SET PROBLEM - Comb through the entries for "page" and pull out each line that holds it.
** START **
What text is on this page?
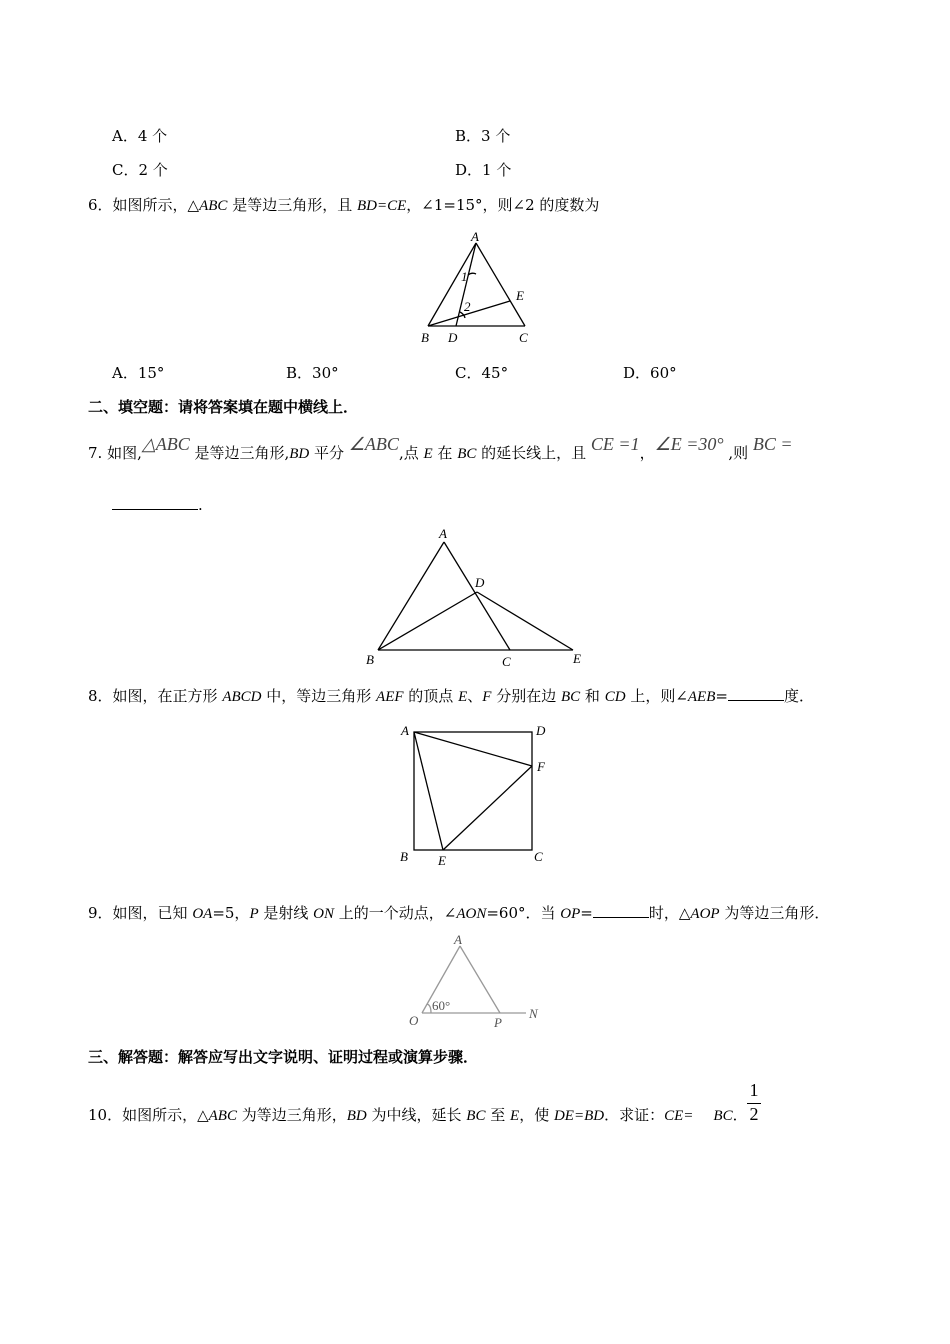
A．4 个	B．3 个
C．2 个	D．1 个
6．如图所示，△ABC 是等边三角形，且 BD=CE，∠1=15°，则∠2 的度数为
A
B	C
D
E
1
2
A．15°	B．30°	C．45°	D．60°
二、填空题：请将答案填在题中横线上．
7. 如图,△ABC 是等边三角形,BD 平分 ∠ABC,点 E 在 BC 的延长线上，且 CE =1，∠E =30° ,则 BC =
.
A
B	C
D
E
8．如图，在正方形 ABCD 中，等边三角形 AEF 的顶点 E、F 分别在边 BC 和 CD 上，则∠AEB=	度．
A
B	C
D
E
F
9．如图，已知 OA=5，P 是射线 ON 上的一个动点，∠AON=60°．当 OP=	时，△AOP 为等边三角形．
A
O	P
N
60°
三、解答题：解答应写出文字说明、证明过程或演算步骤．
10．如图所示，△ABC 为等边三角形，BD 为中线，延长 BC 至 E，使 DE=BD．求证：CE= BC．
1
2
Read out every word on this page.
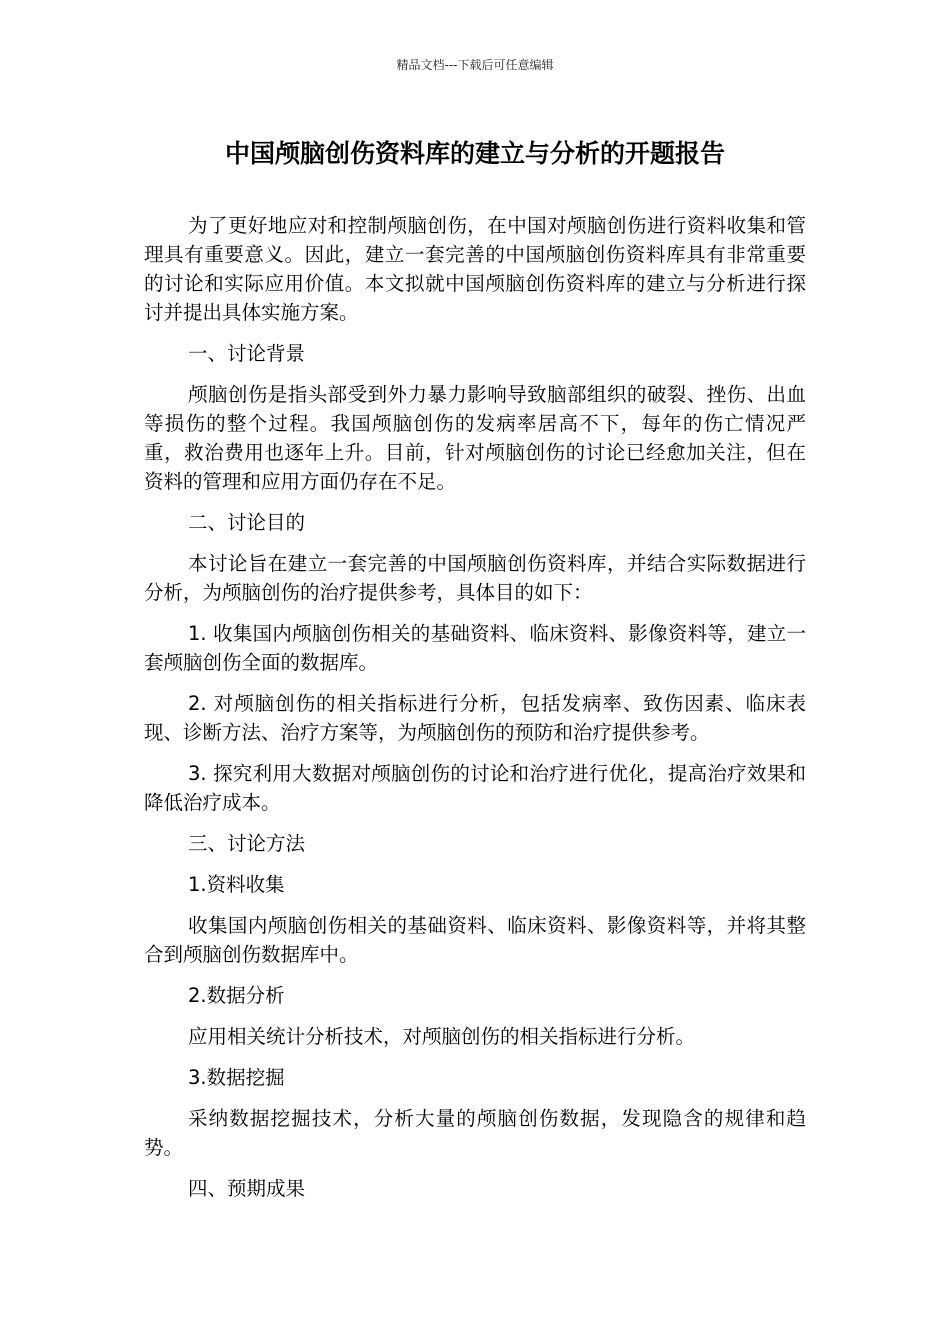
精品文档---下载后可任意编辑
中国颅脑创伤资料库的建立与分析的开题报告

为了更好地应对和控制颅脑创伤，在中国对颅脑创伤进行资料收集和管理具有重要意义。因此，建立一套完善的中国颅脑创伤资料库具有非常重要的讨论和实际应用价值。本文拟就中国颅脑创伤资料库的建立与分析进行探讨并提出具体实施方案。

一、讨论背景

颅脑创伤是指头部受到外力暴力影响导致脑部组织的破裂、挫伤、出血等损伤的整个过程。我国颅脑创伤的发病率居高不下，每年的伤亡情况严重，救治费用也逐年上升。目前，针对颅脑创伤的讨论已经愈加关注，但在资料的管理和应用方面仍存在不足。

二、讨论目的

本讨论旨在建立一套完善的中国颅脑创伤资料库，并结合实际数据进行分析，为颅脑创伤的治疗提供参考，具体目的如下：

1. 收集国内颅脑创伤相关的基础资料、临床资料、影像资料等，建立一套颅脑创伤全面的数据库。

2. 对颅脑创伤的相关指标进行分析，包括发病率、致伤因素、临床表现、诊断方法、治疗方案等，为颅脑创伤的预防和治疗提供参考。

3. 探究利用大数据对颅脑创伤的讨论和治疗进行优化，提高治疗效果和降低治疗成本。

三、讨论方法

1.资料收集

收集国内颅脑创伤相关的基础资料、临床资料、影像资料等，并将其整合到颅脑创伤数据库中。

2.数据分析

应用相关统计分析技术，对颅脑创伤的相关指标进行分析。

3.数据挖掘

采纳数据挖掘技术，分析大量的颅脑创伤数据，发现隐含的规律和趋势。

四、预期成果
** END **
COMPLETE ANSWER -
What text is on this page?
Read out every word on this page.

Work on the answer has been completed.